A verbatim copy of the records is required, with all pictures left out.

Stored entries
- - - - -

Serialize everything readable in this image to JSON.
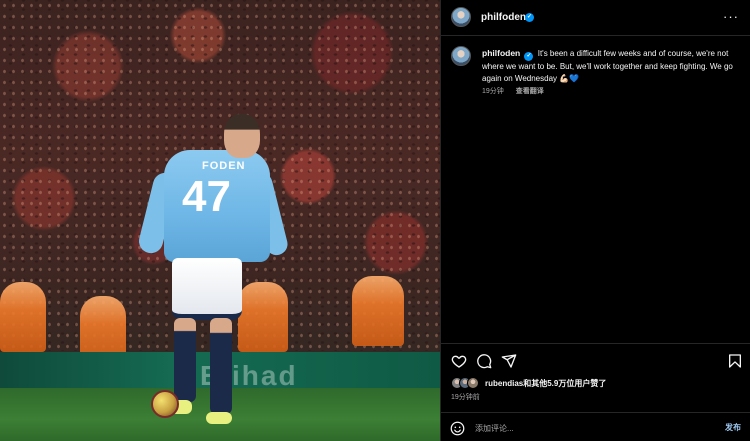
{
  "post": {
    "author": "philfoden",
    "caption": "It's been a difficult few weeks and of course, we're not where we want to be. But, we'll work together and keep fighting. We go again on Wednesday 💪🏻💙",
    "caption_time": "19分钟",
    "see_translation": "查看翻译",
    "likes_by": "rubendias",
    "likes_suffix": "和其他5.9万位用户赞了",
    "posted_time": "19分钟前"
  },
  "photo": {
    "jersey_name": "FODEN",
    "jersey_number": "47",
    "ad_text": "Etihad"
  },
  "comment": {
    "placeholder": "添加评论...",
    "post_label": "发布"
  },
  "colors": {
    "background": "#000000",
    "verified": "#0095f6",
    "post_button": "#9ec8f0",
    "secondary_text": "#a8a8a8"
  },
  "icons": [
    "verified-badge-icon",
    "more-icon",
    "heart-icon",
    "comment-icon",
    "share-icon",
    "bookmark-icon",
    "emoji-icon"
  ]
}
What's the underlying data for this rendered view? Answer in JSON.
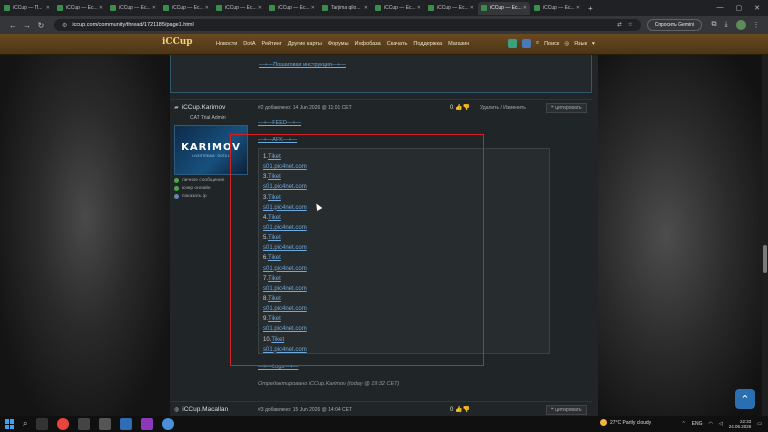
{
  "browser": {
    "tabs": [
      {
        "label": "iCCup — П..."
      },
      {
        "label": "iCCup — Ес..."
      },
      {
        "label": "iCCup — Ес..."
      },
      {
        "label": "iCCup — Ес..."
      },
      {
        "label": "iCCup — Ес..."
      },
      {
        "label": "iCCup — Ес..."
      },
      {
        "label": "Tarjima qilo..."
      },
      {
        "label": "iCCup — Ес..."
      },
      {
        "label": "iCCup — Ес..."
      },
      {
        "label": "iCCup — Ес...",
        "active": true
      },
      {
        "label": "iCCup — Ес..."
      }
    ],
    "new_tab": "+",
    "url": "iccup.com/community/thread/1721185/page1.html",
    "gemini_label": "Спросить Gemini"
  },
  "site": {
    "logo": "iCCup",
    "nav": [
      "Новости",
      "DotA",
      "Рейтинг",
      "Другие карты",
      "Форумы",
      "Инфобаза",
      "Скачать",
      "Поддержка",
      "Магазин"
    ],
    "search_label": "Поиск",
    "lang_label": "Язык"
  },
  "prev_post": {
    "link": "—+—Пошаговая инструкция—+—"
  },
  "post": {
    "author": "iCCup.Karimov",
    "role": "CAT Trial Admin",
    "banner_title": "KARIMOV",
    "banner_sub": "LIVESTREAM · DOTA 1",
    "side_links": [
      "личное сообщение",
      "юзер онлайн",
      "показать ip"
    ],
    "meta": "#2 добавлено: 14 Jun 2026 @ 11:01 CET",
    "rating": "0",
    "actions": "Удалить  /  Изменить",
    "quote": "цитировать",
    "feed": "—+—FEED—+—",
    "afk": "—+—AFK—+—",
    "tickets": [
      {
        "num": "1.",
        "link": "Tiket",
        "host": "s01.pic4net.com"
      },
      {
        "num": "3.",
        "link": "Tiket",
        "host": "s01.pic4net.com"
      },
      {
        "num": "3.",
        "link": "Tiket",
        "host": "s01.pic4net.com"
      },
      {
        "num": "4.",
        "link": "Tiket",
        "host": "s01.pic4net.com"
      },
      {
        "num": "5.",
        "link": "Tiket",
        "host": "s01.pic4net.com"
      },
      {
        "num": "6.",
        "link": "Tiket",
        "host": "s01.pic4net.com"
      },
      {
        "num": "7.",
        "link": "Tiket",
        "host": "s01.pic4net.com"
      },
      {
        "num": "8.",
        "link": "Tiket",
        "host": "s01.pic4net.com"
      },
      {
        "num": "9.",
        "link": "Tiket",
        "host": "s01.pic4net.com"
      },
      {
        "num": "10.",
        "link": "Tiket",
        "host": "s01.pic4net.com"
      }
    ],
    "logs": "—+—Logs—+—",
    "edited": "Отредактировано iCCup.Karimov (today @ 19:32 CET)"
  },
  "post2": {
    "author": "iCCup.Macallan",
    "meta": "#3 добавлено: 15 Jun 2026 @ 14:04 CET",
    "rating": "0",
    "quote": "цитировать"
  },
  "taskbar": {
    "weather": "27°C  Partly cloudy",
    "lang": "ENG",
    "time": "22:33",
    "date": "24.06.2026"
  }
}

- - - - -

◆ Exercise output
Serialize everything readable in this image to JSON.
{
  "post": {
    "author": "philfoden",
    "caption": "It's been a difficult few weeks and of course, we're not where we want to be. But, we'll work together and keep fighting. We go again on Wednesday 💪🏻💙",
    "caption_time": "19分钟",
    "see_translation": "查看翻译",
    "likes_by": "rubendias",
    "likes_suffix": "和其他5.9万位用户赞了",
    "posted_time": "19分钟前"
  },
  "photo": {
    "jersey_name": "FODEN",
    "jersey_number": "47",
    "ad_text": "Etihad"
  },
  "comment": {
    "placeholder": "添加评论...",
    "post_label": "发布"
  },
  "colors": {
    "background": "#000000",
    "verified": "#0095f6",
    "post_button": "#9ec8f0",
    "secondary_text": "#a8a8a8"
  },
  "icons": [
    "verified-badge-icon",
    "more-icon",
    "heart-icon",
    "comment-icon",
    "share-icon",
    "bookmark-icon",
    "emoji-icon"
  ]
}
What's the underlying data for this rendered view? Answer in JSON.
{
  "browser": {
    "tabs": [
      {
        "label": "iCCup — П..."
      },
      {
        "label": "iCCup — Ес..."
      },
      {
        "label": "iCCup — Ес..."
      },
      {
        "label": "iCCup — Ес..."
      },
      {
        "label": "iCCup — Ес..."
      },
      {
        "label": "iCCup — Ес..."
      },
      {
        "label": "Tarjima qilo..."
      },
      {
        "label": "iCCup — Ес..."
      },
      {
        "label": "iCCup — Ес..."
      },
      {
        "label": "iCCup — Ес...",
        "active": true
      },
      {
        "label": "iCCup — Ес..."
      }
    ],
    "new_tab": "+",
    "url": "iccup.com/community/thread/1721185/page1.html",
    "gemini_label": "Спросить Gemini"
  },
  "site": {
    "logo": "iCCup",
    "nav": [
      "Новости",
      "DotA",
      "Рейтинг",
      "Другие карты",
      "Форумы",
      "Инфобаза",
      "Скачать",
      "Поддержка",
      "Магазин"
    ],
    "search_label": "Поиск",
    "lang_label": "Язык"
  },
  "prev_post": {
    "link": "—+—Пошаговая инструкция—+—"
  },
  "post": {
    "author": "iCCup.Karimov",
    "role": "CAT Trial Admin",
    "banner_title": "KARIMOV",
    "banner_sub": "LIVESTREAM · DOTA 1",
    "side_links": [
      "личное сообщение",
      "юзер онлайн",
      "показать ip"
    ],
    "meta": "#2 добавлено: 14 Jun 2026 @ 11:01 CET",
    "rating": "0",
    "actions": "Удалить  /  Изменить",
    "quote": "цитировать",
    "feed": "—+—FEED—+—",
    "afk": "—+—AFK—+—",
    "tickets": [
      {
        "num": "1.",
        "link": "Tiket",
        "host": "s01.pic4net.com"
      },
      {
        "num": "3.",
        "link": "Tiket",
        "host": "s01.pic4net.com"
      },
      {
        "num": "3.",
        "link": "Tiket",
        "host": "s01.pic4net.com"
      },
      {
        "num": "4.",
        "link": "Tiket",
        "host": "s01.pic4net.com"
      },
      {
        "num": "5.",
        "link": "Tiket",
        "host": "s01.pic4net.com"
      },
      {
        "num": "6.",
        "link": "Tiket",
        "host": "s01.pic4net.com"
      },
      {
        "num": "7.",
        "link": "Tiket",
        "host": "s01.pic4net.com"
      },
      {
        "num": "8.",
        "link": "Tiket",
        "host": "s01.pic4net.com"
      },
      {
        "num": "9.",
        "link": "Tiket",
        "host": "s01.pic4net.com"
      },
      {
        "num": "10.",
        "link": "Tiket",
        "host": "s01.pic4net.com"
      }
    ],
    "logs": "—+—Logs—+—",
    "edited": "Отредактировано iCCup.Karimov (today @ 19:32 CET)"
  },
  "post2": {
    "author": "iCCup.Macallan",
    "meta": "#3 добавлено: 15 Jun 2026 @ 14:04 CET",
    "rating": "0",
    "quote": "цитировать"
  },
  "taskbar": {
    "weather": "27°C  Partly cloudy",
    "lang": "ENG",
    "time": "22:33",
    "date": "24.06.2026"
  }
}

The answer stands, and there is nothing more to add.